Objective:
Write the material out again in full, exactly.

--- begin Supplied material ---

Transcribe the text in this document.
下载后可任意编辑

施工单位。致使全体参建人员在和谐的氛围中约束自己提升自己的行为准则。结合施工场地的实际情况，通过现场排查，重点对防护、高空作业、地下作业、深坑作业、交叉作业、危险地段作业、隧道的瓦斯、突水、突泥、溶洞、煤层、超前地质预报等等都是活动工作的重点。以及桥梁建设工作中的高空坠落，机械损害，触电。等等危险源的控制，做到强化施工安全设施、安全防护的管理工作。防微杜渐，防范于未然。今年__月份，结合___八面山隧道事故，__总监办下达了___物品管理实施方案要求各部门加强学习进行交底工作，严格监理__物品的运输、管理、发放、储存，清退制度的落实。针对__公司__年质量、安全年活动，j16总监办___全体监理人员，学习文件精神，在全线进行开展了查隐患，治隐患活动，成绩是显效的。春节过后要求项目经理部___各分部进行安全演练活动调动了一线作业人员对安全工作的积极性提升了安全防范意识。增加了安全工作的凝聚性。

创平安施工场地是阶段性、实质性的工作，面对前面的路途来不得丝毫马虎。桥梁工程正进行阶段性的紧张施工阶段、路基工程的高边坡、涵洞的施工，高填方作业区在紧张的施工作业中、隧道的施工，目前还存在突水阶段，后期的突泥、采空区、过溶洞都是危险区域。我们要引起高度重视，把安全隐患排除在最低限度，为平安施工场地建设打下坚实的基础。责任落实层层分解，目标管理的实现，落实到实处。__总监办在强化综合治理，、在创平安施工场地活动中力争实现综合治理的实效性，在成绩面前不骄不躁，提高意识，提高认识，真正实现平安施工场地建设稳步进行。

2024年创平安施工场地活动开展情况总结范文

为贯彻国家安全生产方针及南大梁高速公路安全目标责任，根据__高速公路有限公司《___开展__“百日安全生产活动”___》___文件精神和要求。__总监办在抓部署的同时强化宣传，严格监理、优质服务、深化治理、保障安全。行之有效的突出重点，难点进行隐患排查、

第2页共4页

--- end Supplied material ---

Correct answer:
Transcribe the text in this document.
下载后可任意编辑

施工单位。致使全体参建人员在和谐的氛围中约束自己提升自己的行为准则。结合施工场地的实际情况，通过现场排查，重点对防护、高空作业、地下作业、深坑作业、交叉作业、危险地段作业、隧道的瓦斯、突水、突泥、溶洞、煤层、超前地质预报等等都是活动工作的重点。以及桥梁建设工作中的高空坠落，机械损害，触电。等等危险源的控制，做到强化施工安全设施、安全防护的管理工作。防微杜渐，防范于未然。今年__月份，结合___八面山隧道事故，__总监办下达了___物品管理实施方案要求各部门加强学习进行交底工作，严格监理__物品的运输、管理、发放、储存，清退制度的落实。针对__公司__年质量、安全年活动，j16总监办___全体监理人员，学习文件精神，在全线进行开展了查隐患，治隐患活动，成绩是显效的。春节过后要求项目经理部___各分部进行安全演练活动调动了一线作业人员对安全工作的积极性提升了安全防范意识。增加了安全工作的凝聚性。

创平安施工场地是阶段性、实质性的工作，面对前面的路途来不得丝毫马虎。桥梁工程正进行阶段性的紧张施工阶段、路基工程的高边坡、涵洞的施工，高填方作业区在紧张的施工作业中、隧道的施工，目前还存在突水阶段，后期的突泥、采空区、过溶洞都是危险区域。我们要引起高度重视，把安全隐患排除在最低限度，为平安施工场地建设打下坚实的基础。责任落实层层分解，目标管理的实现，落实到实处。__总监办在强化综合治理，、在创平安施工场地活动中力争实现综合治理的实效性，在成绩面前不骄不躁，提高意识，提高认识，真正实现平安施工场地建设稳步进行。

2024年创平安施工场地活动开展情况总结范文

为贯彻国家安全生产方针及南大梁高速公路安全目标责任，根据__高速公路有限公司《___开展__“百日安全生产活动”___》___文件精神和要求。__总监办在抓部署的同时强化宣传，严格监理、优质服务、深化治理、保障安全。行之有效的突出重点，难点进行隐患排查、

第2页共4页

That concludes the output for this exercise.